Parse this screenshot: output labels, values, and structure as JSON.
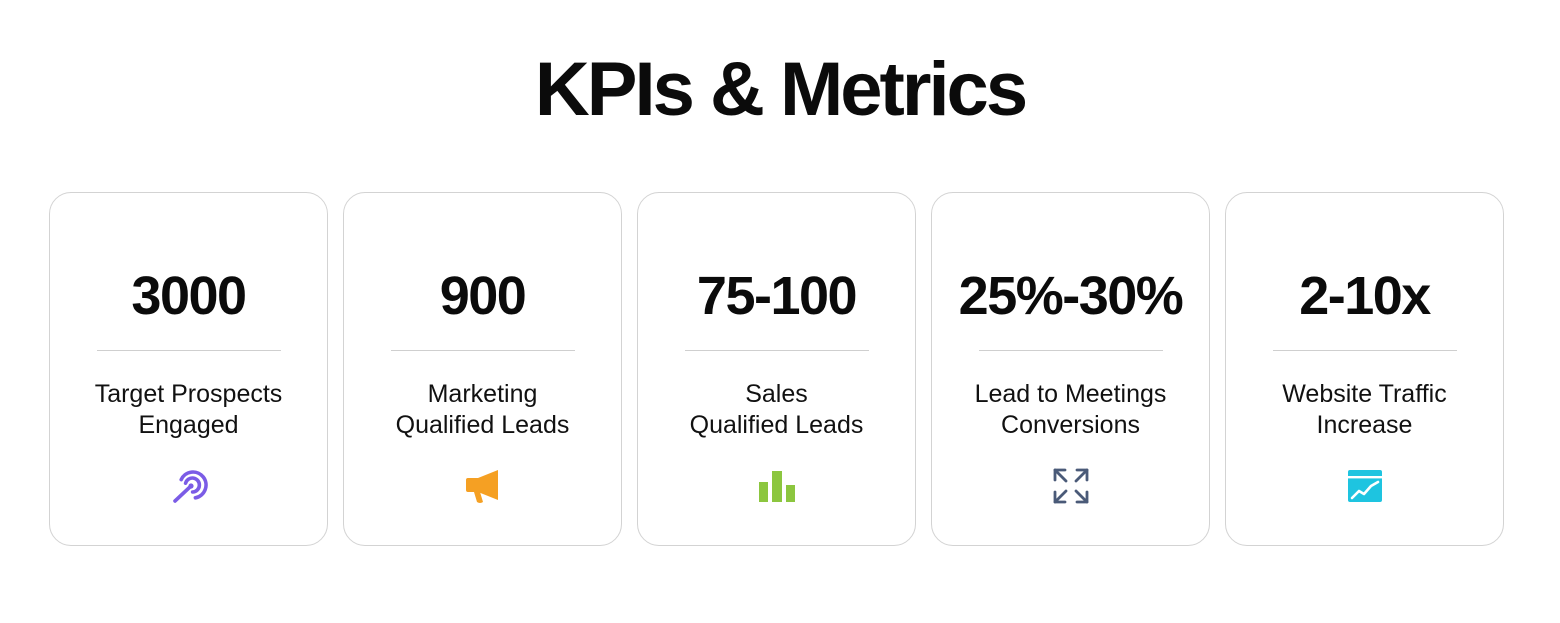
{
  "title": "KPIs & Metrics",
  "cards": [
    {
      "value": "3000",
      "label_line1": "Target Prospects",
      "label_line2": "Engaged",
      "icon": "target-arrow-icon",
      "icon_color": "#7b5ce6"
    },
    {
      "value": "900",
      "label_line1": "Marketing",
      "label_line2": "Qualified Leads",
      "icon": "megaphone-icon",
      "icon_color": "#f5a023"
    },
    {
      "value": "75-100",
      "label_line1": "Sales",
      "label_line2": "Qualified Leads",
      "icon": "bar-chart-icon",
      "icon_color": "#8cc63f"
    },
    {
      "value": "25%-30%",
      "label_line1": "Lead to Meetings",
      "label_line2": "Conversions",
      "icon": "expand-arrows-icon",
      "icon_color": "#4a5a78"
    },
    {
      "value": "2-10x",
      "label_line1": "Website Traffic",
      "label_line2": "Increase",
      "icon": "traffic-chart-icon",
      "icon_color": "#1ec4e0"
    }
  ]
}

§ **Work to be completed**
Reproduce each record from above exactly; pictures do not belong in the copy.

§ **Full answer**
Parse this screenshot: output labels, values, and structure as JSON.
{
  "title": "KPIs & Metrics",
  "cards": [
    {
      "value": "3000",
      "label_line1": "Target Prospects",
      "label_line2": "Engaged",
      "icon": "target-arrow-icon",
      "icon_color": "#7b5ce6"
    },
    {
      "value": "900",
      "label_line1": "Marketing",
      "label_line2": "Qualified Leads",
      "icon": "megaphone-icon",
      "icon_color": "#f5a023"
    },
    {
      "value": "75-100",
      "label_line1": "Sales",
      "label_line2": "Qualified Leads",
      "icon": "bar-chart-icon",
      "icon_color": "#8cc63f"
    },
    {
      "value": "25%-30%",
      "label_line1": "Lead to Meetings",
      "label_line2": "Conversions",
      "icon": "expand-arrows-icon",
      "icon_color": "#4a5a78"
    },
    {
      "value": "2-10x",
      "label_line1": "Website Traffic",
      "label_line2": "Increase",
      "icon": "traffic-chart-icon",
      "icon_color": "#1ec4e0"
    }
  ]
}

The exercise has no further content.